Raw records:

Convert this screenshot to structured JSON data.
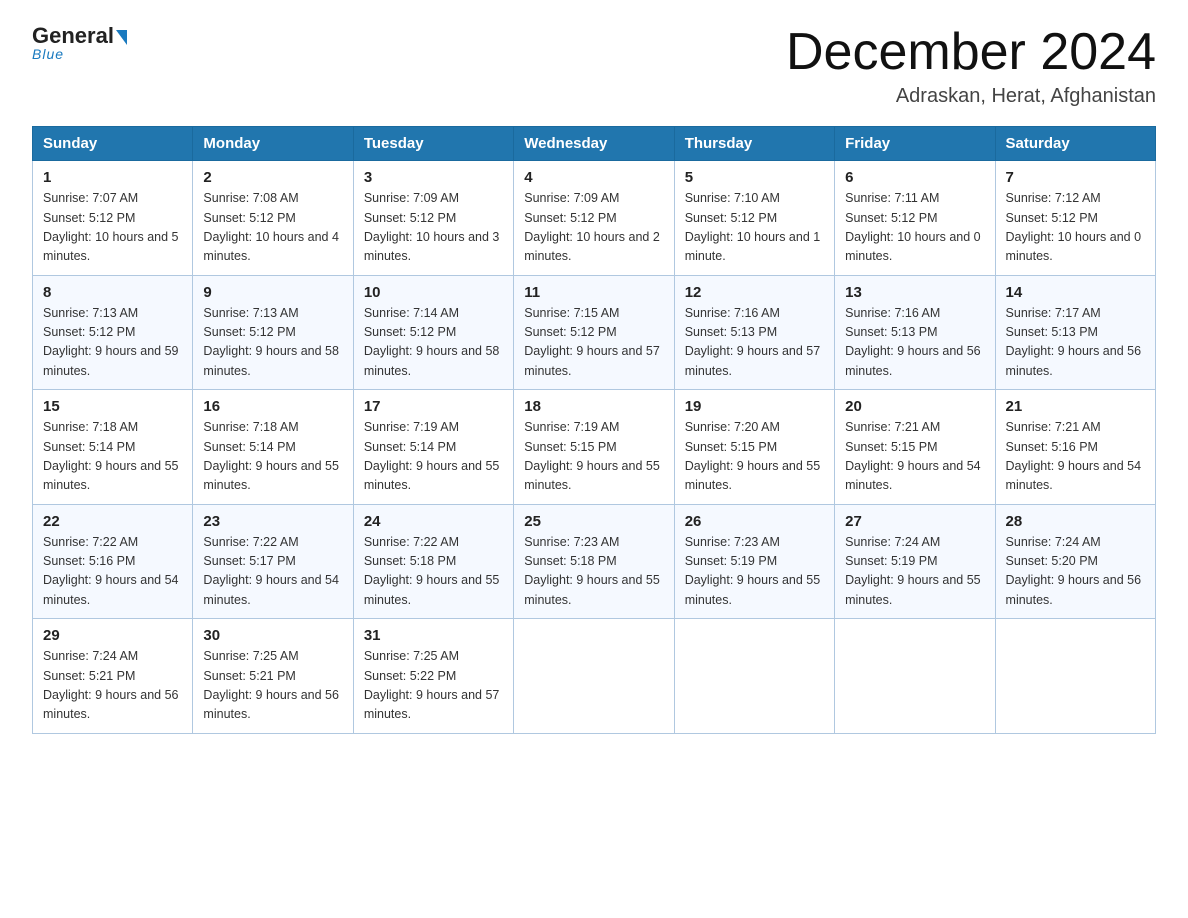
{
  "logo": {
    "name": "General",
    "name2": "Blue",
    "tagline": "Blue"
  },
  "title": "December 2024",
  "location": "Adraskan, Herat, Afghanistan",
  "days_header": [
    "Sunday",
    "Monday",
    "Tuesday",
    "Wednesday",
    "Thursday",
    "Friday",
    "Saturday"
  ],
  "weeks": [
    [
      {
        "num": "1",
        "sunrise": "7:07 AM",
        "sunset": "5:12 PM",
        "daylight": "10 hours and 5 minutes."
      },
      {
        "num": "2",
        "sunrise": "7:08 AM",
        "sunset": "5:12 PM",
        "daylight": "10 hours and 4 minutes."
      },
      {
        "num": "3",
        "sunrise": "7:09 AM",
        "sunset": "5:12 PM",
        "daylight": "10 hours and 3 minutes."
      },
      {
        "num": "4",
        "sunrise": "7:09 AM",
        "sunset": "5:12 PM",
        "daylight": "10 hours and 2 minutes."
      },
      {
        "num": "5",
        "sunrise": "7:10 AM",
        "sunset": "5:12 PM",
        "daylight": "10 hours and 1 minute."
      },
      {
        "num": "6",
        "sunrise": "7:11 AM",
        "sunset": "5:12 PM",
        "daylight": "10 hours and 0 minutes."
      },
      {
        "num": "7",
        "sunrise": "7:12 AM",
        "sunset": "5:12 PM",
        "daylight": "10 hours and 0 minutes."
      }
    ],
    [
      {
        "num": "8",
        "sunrise": "7:13 AM",
        "sunset": "5:12 PM",
        "daylight": "9 hours and 59 minutes."
      },
      {
        "num": "9",
        "sunrise": "7:13 AM",
        "sunset": "5:12 PM",
        "daylight": "9 hours and 58 minutes."
      },
      {
        "num": "10",
        "sunrise": "7:14 AM",
        "sunset": "5:12 PM",
        "daylight": "9 hours and 58 minutes."
      },
      {
        "num": "11",
        "sunrise": "7:15 AM",
        "sunset": "5:12 PM",
        "daylight": "9 hours and 57 minutes."
      },
      {
        "num": "12",
        "sunrise": "7:16 AM",
        "sunset": "5:13 PM",
        "daylight": "9 hours and 57 minutes."
      },
      {
        "num": "13",
        "sunrise": "7:16 AM",
        "sunset": "5:13 PM",
        "daylight": "9 hours and 56 minutes."
      },
      {
        "num": "14",
        "sunrise": "7:17 AM",
        "sunset": "5:13 PM",
        "daylight": "9 hours and 56 minutes."
      }
    ],
    [
      {
        "num": "15",
        "sunrise": "7:18 AM",
        "sunset": "5:14 PM",
        "daylight": "9 hours and 55 minutes."
      },
      {
        "num": "16",
        "sunrise": "7:18 AM",
        "sunset": "5:14 PM",
        "daylight": "9 hours and 55 minutes."
      },
      {
        "num": "17",
        "sunrise": "7:19 AM",
        "sunset": "5:14 PM",
        "daylight": "9 hours and 55 minutes."
      },
      {
        "num": "18",
        "sunrise": "7:19 AM",
        "sunset": "5:15 PM",
        "daylight": "9 hours and 55 minutes."
      },
      {
        "num": "19",
        "sunrise": "7:20 AM",
        "sunset": "5:15 PM",
        "daylight": "9 hours and 55 minutes."
      },
      {
        "num": "20",
        "sunrise": "7:21 AM",
        "sunset": "5:15 PM",
        "daylight": "9 hours and 54 minutes."
      },
      {
        "num": "21",
        "sunrise": "7:21 AM",
        "sunset": "5:16 PM",
        "daylight": "9 hours and 54 minutes."
      }
    ],
    [
      {
        "num": "22",
        "sunrise": "7:22 AM",
        "sunset": "5:16 PM",
        "daylight": "9 hours and 54 minutes."
      },
      {
        "num": "23",
        "sunrise": "7:22 AM",
        "sunset": "5:17 PM",
        "daylight": "9 hours and 54 minutes."
      },
      {
        "num": "24",
        "sunrise": "7:22 AM",
        "sunset": "5:18 PM",
        "daylight": "9 hours and 55 minutes."
      },
      {
        "num": "25",
        "sunrise": "7:23 AM",
        "sunset": "5:18 PM",
        "daylight": "9 hours and 55 minutes."
      },
      {
        "num": "26",
        "sunrise": "7:23 AM",
        "sunset": "5:19 PM",
        "daylight": "9 hours and 55 minutes."
      },
      {
        "num": "27",
        "sunrise": "7:24 AM",
        "sunset": "5:19 PM",
        "daylight": "9 hours and 55 minutes."
      },
      {
        "num": "28",
        "sunrise": "7:24 AM",
        "sunset": "5:20 PM",
        "daylight": "9 hours and 56 minutes."
      }
    ],
    [
      {
        "num": "29",
        "sunrise": "7:24 AM",
        "sunset": "5:21 PM",
        "daylight": "9 hours and 56 minutes."
      },
      {
        "num": "30",
        "sunrise": "7:25 AM",
        "sunset": "5:21 PM",
        "daylight": "9 hours and 56 minutes."
      },
      {
        "num": "31",
        "sunrise": "7:25 AM",
        "sunset": "5:22 PM",
        "daylight": "9 hours and 57 minutes."
      },
      null,
      null,
      null,
      null
    ]
  ],
  "labels": {
    "sunrise": "Sunrise:",
    "sunset": "Sunset:",
    "daylight": "Daylight:"
  }
}
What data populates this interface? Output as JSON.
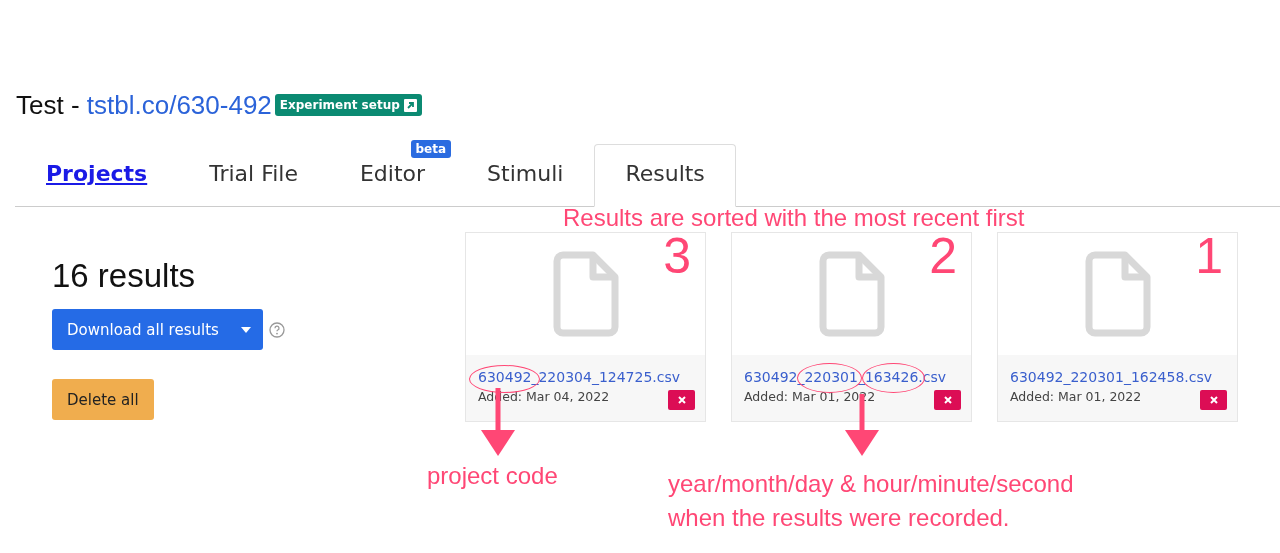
{
  "header": {
    "title": "Test - ",
    "link": "tstbl.co/630-492",
    "badge": "Experiment setup"
  },
  "tabs": [
    {
      "label": "Projects",
      "kind": "link",
      "selected": false
    },
    {
      "label": "Trial File",
      "kind": "tab",
      "selected": false
    },
    {
      "label": "Editor",
      "kind": "tab",
      "selected": false,
      "badge": "beta"
    },
    {
      "label": "Stimuli",
      "kind": "tab",
      "selected": false
    },
    {
      "label": "Results",
      "kind": "tab",
      "selected": true
    }
  ],
  "summary": {
    "count": "16 results",
    "download_button": "Download all results",
    "delete_button": "Delete all"
  },
  "results": [
    {
      "file": "630492_220304_124725.csv",
      "added": "Added: Mar 04, 2022",
      "rank": "3"
    },
    {
      "file": "630492_220301_163426.csv",
      "added": "Added: Mar 01, 2022",
      "rank": "2"
    },
    {
      "file": "630492_220301_162458.csv",
      "added": "Added: Mar 01, 2022",
      "rank": "1"
    }
  ],
  "annotations": {
    "sort_note": "Results are sorted with the most recent first",
    "project_code_note": "project code",
    "timestamp_note": [
      "year/month/day & hour/minute/second",
      "when the results were recorded."
    ]
  }
}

▶ [Stated problem]
Leave out the pictures and transcribe everything else exactly.

▶ [Finished answer]
Convert this screenshot to structured JSON data.
{
  "logo": {
    "name": "General",
    "name2": "Blue",
    "tagline": "Blue"
  },
  "title": "December 2024",
  "location": "Adraskan, Herat, Afghanistan",
  "days_header": [
    "Sunday",
    "Monday",
    "Tuesday",
    "Wednesday",
    "Thursday",
    "Friday",
    "Saturday"
  ],
  "weeks": [
    [
      {
        "num": "1",
        "sunrise": "7:07 AM",
        "sunset": "5:12 PM",
        "daylight": "10 hours and 5 minutes."
      },
      {
        "num": "2",
        "sunrise": "7:08 AM",
        "sunset": "5:12 PM",
        "daylight": "10 hours and 4 minutes."
      },
      {
        "num": "3",
        "sunrise": "7:09 AM",
        "sunset": "5:12 PM",
        "daylight": "10 hours and 3 minutes."
      },
      {
        "num": "4",
        "sunrise": "7:09 AM",
        "sunset": "5:12 PM",
        "daylight": "10 hours and 2 minutes."
      },
      {
        "num": "5",
        "sunrise": "7:10 AM",
        "sunset": "5:12 PM",
        "daylight": "10 hours and 1 minute."
      },
      {
        "num": "6",
        "sunrise": "7:11 AM",
        "sunset": "5:12 PM",
        "daylight": "10 hours and 0 minutes."
      },
      {
        "num": "7",
        "sunrise": "7:12 AM",
        "sunset": "5:12 PM",
        "daylight": "10 hours and 0 minutes."
      }
    ],
    [
      {
        "num": "8",
        "sunrise": "7:13 AM",
        "sunset": "5:12 PM",
        "daylight": "9 hours and 59 minutes."
      },
      {
        "num": "9",
        "sunrise": "7:13 AM",
        "sunset": "5:12 PM",
        "daylight": "9 hours and 58 minutes."
      },
      {
        "num": "10",
        "sunrise": "7:14 AM",
        "sunset": "5:12 PM",
        "daylight": "9 hours and 58 minutes."
      },
      {
        "num": "11",
        "sunrise": "7:15 AM",
        "sunset": "5:12 PM",
        "daylight": "9 hours and 57 minutes."
      },
      {
        "num": "12",
        "sunrise": "7:16 AM",
        "sunset": "5:13 PM",
        "daylight": "9 hours and 57 minutes."
      },
      {
        "num": "13",
        "sunrise": "7:16 AM",
        "sunset": "5:13 PM",
        "daylight": "9 hours and 56 minutes."
      },
      {
        "num": "14",
        "sunrise": "7:17 AM",
        "sunset": "5:13 PM",
        "daylight": "9 hours and 56 minutes."
      }
    ],
    [
      {
        "num": "15",
        "sunrise": "7:18 AM",
        "sunset": "5:14 PM",
        "daylight": "9 hours and 55 minutes."
      },
      {
        "num": "16",
        "sunrise": "7:18 AM",
        "sunset": "5:14 PM",
        "daylight": "9 hours and 55 minutes."
      },
      {
        "num": "17",
        "sunrise": "7:19 AM",
        "sunset": "5:14 PM",
        "daylight": "9 hours and 55 minutes."
      },
      {
        "num": "18",
        "sunrise": "7:19 AM",
        "sunset": "5:15 PM",
        "daylight": "9 hours and 55 minutes."
      },
      {
        "num": "19",
        "sunrise": "7:20 AM",
        "sunset": "5:15 PM",
        "daylight": "9 hours and 55 minutes."
      },
      {
        "num": "20",
        "sunrise": "7:21 AM",
        "sunset": "5:15 PM",
        "daylight": "9 hours and 54 minutes."
      },
      {
        "num": "21",
        "sunrise": "7:21 AM",
        "sunset": "5:16 PM",
        "daylight": "9 hours and 54 minutes."
      }
    ],
    [
      {
        "num": "22",
        "sunrise": "7:22 AM",
        "sunset": "5:16 PM",
        "daylight": "9 hours and 54 minutes."
      },
      {
        "num": "23",
        "sunrise": "7:22 AM",
        "sunset": "5:17 PM",
        "daylight": "9 hours and 54 minutes."
      },
      {
        "num": "24",
        "sunrise": "7:22 AM",
        "sunset": "5:18 PM",
        "daylight": "9 hours and 55 minutes."
      },
      {
        "num": "25",
        "sunrise": "7:23 AM",
        "sunset": "5:18 PM",
        "daylight": "9 hours and 55 minutes."
      },
      {
        "num": "26",
        "sunrise": "7:23 AM",
        "sunset": "5:19 PM",
        "daylight": "9 hours and 55 minutes."
      },
      {
        "num": "27",
        "sunrise": "7:24 AM",
        "sunset": "5:19 PM",
        "daylight": "9 hours and 55 minutes."
      },
      {
        "num": "28",
        "sunrise": "7:24 AM",
        "sunset": "5:20 PM",
        "daylight": "9 hours and 56 minutes."
      }
    ],
    [
      {
        "num": "29",
        "sunrise": "7:24 AM",
        "sunset": "5:21 PM",
        "daylight": "9 hours and 56 minutes."
      },
      {
        "num": "30",
        "sunrise": "7:25 AM",
        "sunset": "5:21 PM",
        "daylight": "9 hours and 56 minutes."
      },
      {
        "num": "31",
        "sunrise": "7:25 AM",
        "sunset": "5:22 PM",
        "daylight": "9 hours and 57 minutes."
      },
      null,
      null,
      null,
      null
    ]
  ],
  "labels": {
    "sunrise": "Sunrise:",
    "sunset": "Sunset:",
    "daylight": "Daylight:"
  }
}
What data populates this interface? Output as JSON.
{
  "header": {
    "title": "Test - ",
    "link": "tstbl.co/630-492",
    "badge": "Experiment setup"
  },
  "tabs": [
    {
      "label": "Projects",
      "kind": "link",
      "selected": false
    },
    {
      "label": "Trial File",
      "kind": "tab",
      "selected": false
    },
    {
      "label": "Editor",
      "kind": "tab",
      "selected": false,
      "badge": "beta"
    },
    {
      "label": "Stimuli",
      "kind": "tab",
      "selected": false
    },
    {
      "label": "Results",
      "kind": "tab",
      "selected": true
    }
  ],
  "summary": {
    "count": "16 results",
    "download_button": "Download all results",
    "delete_button": "Delete all"
  },
  "results": [
    {
      "file": "630492_220304_124725.csv",
      "added": "Added: Mar 04, 2022",
      "rank": "3"
    },
    {
      "file": "630492_220301_163426.csv",
      "added": "Added: Mar 01, 2022",
      "rank": "2"
    },
    {
      "file": "630492_220301_162458.csv",
      "added": "Added: Mar 01, 2022",
      "rank": "1"
    }
  ],
  "annotations": {
    "sort_note": "Results are sorted with the most recent first",
    "project_code_note": "project code",
    "timestamp_note": [
      "year/month/day & hour/minute/second",
      "when the results were recorded."
    ]
  }
}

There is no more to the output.